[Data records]
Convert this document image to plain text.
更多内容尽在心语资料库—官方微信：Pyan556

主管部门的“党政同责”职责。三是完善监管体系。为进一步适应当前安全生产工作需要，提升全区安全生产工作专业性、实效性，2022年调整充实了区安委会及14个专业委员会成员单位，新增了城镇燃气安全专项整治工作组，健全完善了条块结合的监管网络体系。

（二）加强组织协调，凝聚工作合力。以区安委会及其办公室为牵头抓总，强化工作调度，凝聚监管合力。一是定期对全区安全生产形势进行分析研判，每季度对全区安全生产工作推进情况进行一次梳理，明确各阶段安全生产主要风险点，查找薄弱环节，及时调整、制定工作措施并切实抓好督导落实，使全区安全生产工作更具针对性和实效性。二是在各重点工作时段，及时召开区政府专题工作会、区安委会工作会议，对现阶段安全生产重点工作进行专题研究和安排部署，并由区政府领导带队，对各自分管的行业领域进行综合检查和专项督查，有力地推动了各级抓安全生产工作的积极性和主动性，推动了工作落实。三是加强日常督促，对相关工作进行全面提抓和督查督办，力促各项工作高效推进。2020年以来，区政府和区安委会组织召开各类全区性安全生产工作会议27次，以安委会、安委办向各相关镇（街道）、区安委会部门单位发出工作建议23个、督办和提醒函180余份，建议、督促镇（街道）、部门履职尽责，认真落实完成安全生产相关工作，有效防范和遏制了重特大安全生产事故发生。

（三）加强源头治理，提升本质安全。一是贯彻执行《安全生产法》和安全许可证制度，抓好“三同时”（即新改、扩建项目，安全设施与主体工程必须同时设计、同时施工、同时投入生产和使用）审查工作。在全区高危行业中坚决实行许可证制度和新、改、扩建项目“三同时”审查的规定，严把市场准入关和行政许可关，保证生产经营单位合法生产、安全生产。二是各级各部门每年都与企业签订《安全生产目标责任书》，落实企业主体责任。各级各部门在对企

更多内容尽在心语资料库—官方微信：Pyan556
--
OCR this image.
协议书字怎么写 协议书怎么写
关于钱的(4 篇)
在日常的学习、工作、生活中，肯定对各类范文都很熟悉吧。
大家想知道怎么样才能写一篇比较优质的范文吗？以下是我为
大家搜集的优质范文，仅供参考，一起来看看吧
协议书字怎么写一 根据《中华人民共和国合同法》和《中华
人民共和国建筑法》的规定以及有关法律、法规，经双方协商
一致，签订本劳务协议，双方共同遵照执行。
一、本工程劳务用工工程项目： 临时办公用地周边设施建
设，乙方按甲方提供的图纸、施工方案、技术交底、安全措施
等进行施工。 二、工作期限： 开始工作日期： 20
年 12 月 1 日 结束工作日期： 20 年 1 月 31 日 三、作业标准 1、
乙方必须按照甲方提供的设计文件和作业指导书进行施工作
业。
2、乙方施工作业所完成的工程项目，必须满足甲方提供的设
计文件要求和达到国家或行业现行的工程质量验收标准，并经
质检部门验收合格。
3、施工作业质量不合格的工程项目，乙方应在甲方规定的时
* * *
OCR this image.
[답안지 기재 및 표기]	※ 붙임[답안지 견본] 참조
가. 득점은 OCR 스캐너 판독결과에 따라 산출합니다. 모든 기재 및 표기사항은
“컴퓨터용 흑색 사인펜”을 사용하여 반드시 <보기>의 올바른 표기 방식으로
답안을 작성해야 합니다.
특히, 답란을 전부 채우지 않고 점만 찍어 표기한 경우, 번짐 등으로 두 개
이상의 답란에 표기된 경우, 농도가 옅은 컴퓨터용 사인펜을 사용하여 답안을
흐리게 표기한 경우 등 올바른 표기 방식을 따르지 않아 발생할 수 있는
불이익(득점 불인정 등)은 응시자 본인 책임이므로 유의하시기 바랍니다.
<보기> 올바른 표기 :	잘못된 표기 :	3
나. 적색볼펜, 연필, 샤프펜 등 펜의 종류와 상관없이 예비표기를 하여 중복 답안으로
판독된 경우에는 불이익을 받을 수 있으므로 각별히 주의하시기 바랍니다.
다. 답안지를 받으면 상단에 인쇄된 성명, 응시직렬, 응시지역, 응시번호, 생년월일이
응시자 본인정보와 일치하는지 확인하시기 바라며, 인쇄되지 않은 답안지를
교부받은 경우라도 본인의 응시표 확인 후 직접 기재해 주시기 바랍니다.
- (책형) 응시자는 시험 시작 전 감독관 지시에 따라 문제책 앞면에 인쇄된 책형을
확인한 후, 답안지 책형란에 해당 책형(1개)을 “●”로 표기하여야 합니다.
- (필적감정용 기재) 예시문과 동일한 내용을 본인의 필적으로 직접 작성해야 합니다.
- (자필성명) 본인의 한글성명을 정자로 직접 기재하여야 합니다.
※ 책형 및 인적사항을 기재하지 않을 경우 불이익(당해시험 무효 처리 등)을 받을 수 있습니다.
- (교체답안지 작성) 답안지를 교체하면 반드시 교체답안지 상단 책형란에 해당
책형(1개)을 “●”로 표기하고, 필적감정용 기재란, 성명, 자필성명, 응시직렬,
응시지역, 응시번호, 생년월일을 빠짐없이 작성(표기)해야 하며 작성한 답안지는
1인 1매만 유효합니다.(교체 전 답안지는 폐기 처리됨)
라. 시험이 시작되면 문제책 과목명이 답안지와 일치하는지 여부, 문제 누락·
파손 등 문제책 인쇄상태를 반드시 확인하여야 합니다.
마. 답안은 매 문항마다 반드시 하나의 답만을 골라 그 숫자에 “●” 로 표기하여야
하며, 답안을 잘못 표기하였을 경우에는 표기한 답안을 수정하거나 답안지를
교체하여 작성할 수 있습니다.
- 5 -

_PROBLEM DESCRIPTION_.
Report each line in the data that holds the word "바랍니다".

_WRITTEN RESPONSE_.
불이익(득점 불인정 등)은 응시자 본인 책임이므로 유의하시기 바랍니다.
판독된 경우에는 불이익을 받을 수 있으므로 각별히 주의하시기 바랍니다.
교부받은 경우라도 본인의 응시표 확인 후 직접 기재해 주시기 바랍니다.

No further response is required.